## What to work on
Print out the material that follows word for word.

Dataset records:
────────────────────
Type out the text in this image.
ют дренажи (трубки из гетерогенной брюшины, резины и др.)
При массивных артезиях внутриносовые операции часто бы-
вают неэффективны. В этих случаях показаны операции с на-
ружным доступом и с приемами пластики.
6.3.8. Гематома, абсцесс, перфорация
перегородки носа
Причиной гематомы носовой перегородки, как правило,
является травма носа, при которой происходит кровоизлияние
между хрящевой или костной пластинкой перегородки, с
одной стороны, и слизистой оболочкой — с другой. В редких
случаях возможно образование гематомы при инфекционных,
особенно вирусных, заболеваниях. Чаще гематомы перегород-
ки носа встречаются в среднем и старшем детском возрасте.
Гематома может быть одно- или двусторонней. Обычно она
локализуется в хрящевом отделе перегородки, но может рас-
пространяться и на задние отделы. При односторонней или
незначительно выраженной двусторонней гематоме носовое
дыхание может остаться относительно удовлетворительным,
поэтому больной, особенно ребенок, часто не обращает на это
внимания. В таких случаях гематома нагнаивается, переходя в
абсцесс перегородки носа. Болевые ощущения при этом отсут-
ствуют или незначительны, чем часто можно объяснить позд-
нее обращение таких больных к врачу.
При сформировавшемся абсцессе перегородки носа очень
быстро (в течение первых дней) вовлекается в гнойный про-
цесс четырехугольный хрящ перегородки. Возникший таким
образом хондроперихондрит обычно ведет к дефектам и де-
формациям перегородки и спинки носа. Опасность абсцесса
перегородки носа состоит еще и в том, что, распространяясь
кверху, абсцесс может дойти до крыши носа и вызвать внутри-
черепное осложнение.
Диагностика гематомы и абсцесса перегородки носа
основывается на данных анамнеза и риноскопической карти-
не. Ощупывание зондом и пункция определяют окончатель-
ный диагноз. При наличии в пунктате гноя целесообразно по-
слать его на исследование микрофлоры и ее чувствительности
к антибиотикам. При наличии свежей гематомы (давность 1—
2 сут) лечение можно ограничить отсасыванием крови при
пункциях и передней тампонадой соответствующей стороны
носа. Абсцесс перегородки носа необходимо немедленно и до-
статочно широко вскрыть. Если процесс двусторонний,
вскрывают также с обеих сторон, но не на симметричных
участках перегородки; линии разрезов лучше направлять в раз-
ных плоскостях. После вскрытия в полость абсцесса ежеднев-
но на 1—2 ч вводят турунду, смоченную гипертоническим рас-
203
────────────────────
## Full output
Type out the text in this image.
ют дренажи (трубки из гетерогенной брюшины, резины и др.)
При массивных артезиях внутриносовые операции часто бы-
вают неэффективны. В этих случаях показаны операции с на-
ружным доступом и с приемами пластики.
6.3.8. Гематома, абсцесс, перфорация
перегородки носа
Причиной гематомы носовой перегородки, как правило,
является травма носа, при которой происходит кровоизлияние
между хрящевой или костной пластинкой перегородки, с
одной стороны, и слизистой оболочкой — с другой. В редких
случаях возможно образование гематомы при инфекционных,
особенно вирусных, заболеваниях. Чаще гематомы перегород-
ки носа встречаются в среднем и старшем детском возрасте.
Гематома может быть одно- или двусторонней. Обычно она
локализуется в хрящевом отделе перегородки, но может рас-
пространяться и на задние отделы. При односторонней или
незначительно выраженной двусторонней гематоме носовое
дыхание может остаться относительно удовлетворительным,
поэтому больной, особенно ребенок, часто не обращает на это
внимания. В таких случаях гематома нагнаивается, переходя в
абсцесс перегородки носа. Болевые ощущения при этом отсут-
ствуют или незначительны, чем часто можно объяснить позд-
нее обращение таких больных к врачу.
При сформировавшемся абсцессе перегородки носа очень
быстро (в течение первых дней) вовлекается в гнойный про-
цесс четырехугольный хрящ перегородки. Возникший таким
образом хондроперихондрит обычно ведет к дефектам и де-
формациям перегородки и спинки носа. Опасность абсцесса
перегородки носа состоит еще и в том, что, распространяясь
кверху, абсцесс может дойти до крыши носа и вызвать внутри-
черепное осложнение.
Диагностика гематомы и абсцесса перегородки носа
основывается на данных анамнеза и риноскопической карти-
не. Ощупывание зондом и пункция определяют окончатель-
ный диагноз. При наличии в пунктате гноя целесообразно по-
слать его на исследование микрофлоры и ее чувствительности
к антибиотикам. При наличии свежей гематомы (давность 1—
2 сут) лечение можно ограничить отсасыванием крови при
пункциях и передней тампонадой соответствующей стороны
носа. Абсцесс перегородки носа необходимо немедленно и до-
статочно широко вскрыть. Если процесс двусторонний,
вскрывают также с обеих сторон, но не на симметричных
участках перегородки; линии разрезов лучше направлять в раз-
ных плоскостях. После вскрытия в полость абсцесса ежеднев-
но на 1—2 ч вводят турунду, смоченную гипертоническим рас-
203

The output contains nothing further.